--- START OF MATERIAL FOR THE TASK ---

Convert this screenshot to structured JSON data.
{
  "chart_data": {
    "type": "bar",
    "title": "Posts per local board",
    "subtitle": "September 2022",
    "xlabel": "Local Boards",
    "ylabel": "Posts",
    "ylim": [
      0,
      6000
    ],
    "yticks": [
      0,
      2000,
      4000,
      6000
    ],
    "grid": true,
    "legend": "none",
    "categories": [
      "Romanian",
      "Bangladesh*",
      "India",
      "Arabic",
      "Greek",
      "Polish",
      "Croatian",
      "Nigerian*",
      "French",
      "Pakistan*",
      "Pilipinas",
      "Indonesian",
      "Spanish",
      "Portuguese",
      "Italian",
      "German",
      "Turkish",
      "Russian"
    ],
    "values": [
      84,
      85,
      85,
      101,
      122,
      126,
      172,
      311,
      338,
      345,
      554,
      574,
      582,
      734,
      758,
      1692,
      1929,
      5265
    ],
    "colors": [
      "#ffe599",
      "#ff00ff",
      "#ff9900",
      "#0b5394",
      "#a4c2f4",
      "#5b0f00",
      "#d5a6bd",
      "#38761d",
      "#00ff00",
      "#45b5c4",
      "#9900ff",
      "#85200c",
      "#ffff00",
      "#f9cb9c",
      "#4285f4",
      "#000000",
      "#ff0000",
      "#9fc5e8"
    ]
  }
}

--- END OF MATERIAL FOR THE TASK ---

> **THE REQUEST**
Set down the entries above again, word for word.

> **EXERCISE RESPONSE**
Convert this screenshot to structured JSON data.
{
  "chart_data": {
    "type": "bar",
    "title": "Posts per local board",
    "subtitle": "September 2022",
    "xlabel": "Local Boards",
    "ylabel": "Posts",
    "ylim": [
      0,
      6000
    ],
    "yticks": [
      0,
      2000,
      4000,
      6000
    ],
    "grid": true,
    "legend": "none",
    "categories": [
      "Romanian",
      "Bangladesh*",
      "India",
      "Arabic",
      "Greek",
      "Polish",
      "Croatian",
      "Nigerian*",
      "French",
      "Pakistan*",
      "Pilipinas",
      "Indonesian",
      "Spanish",
      "Portuguese",
      "Italian",
      "German",
      "Turkish",
      "Russian"
    ],
    "values": [
      84,
      85,
      85,
      101,
      122,
      126,
      172,
      311,
      338,
      345,
      554,
      574,
      582,
      734,
      758,
      1692,
      1929,
      5265
    ],
    "colors": [
      "#ffe599",
      "#ff00ff",
      "#ff9900",
      "#0b5394",
      "#a4c2f4",
      "#5b0f00",
      "#d5a6bd",
      "#38761d",
      "#00ff00",
      "#45b5c4",
      "#9900ff",
      "#85200c",
      "#ffff00",
      "#f9cb9c",
      "#4285f4",
      "#000000",
      "#ff0000",
      "#9fc5e8"
    ]
  }
}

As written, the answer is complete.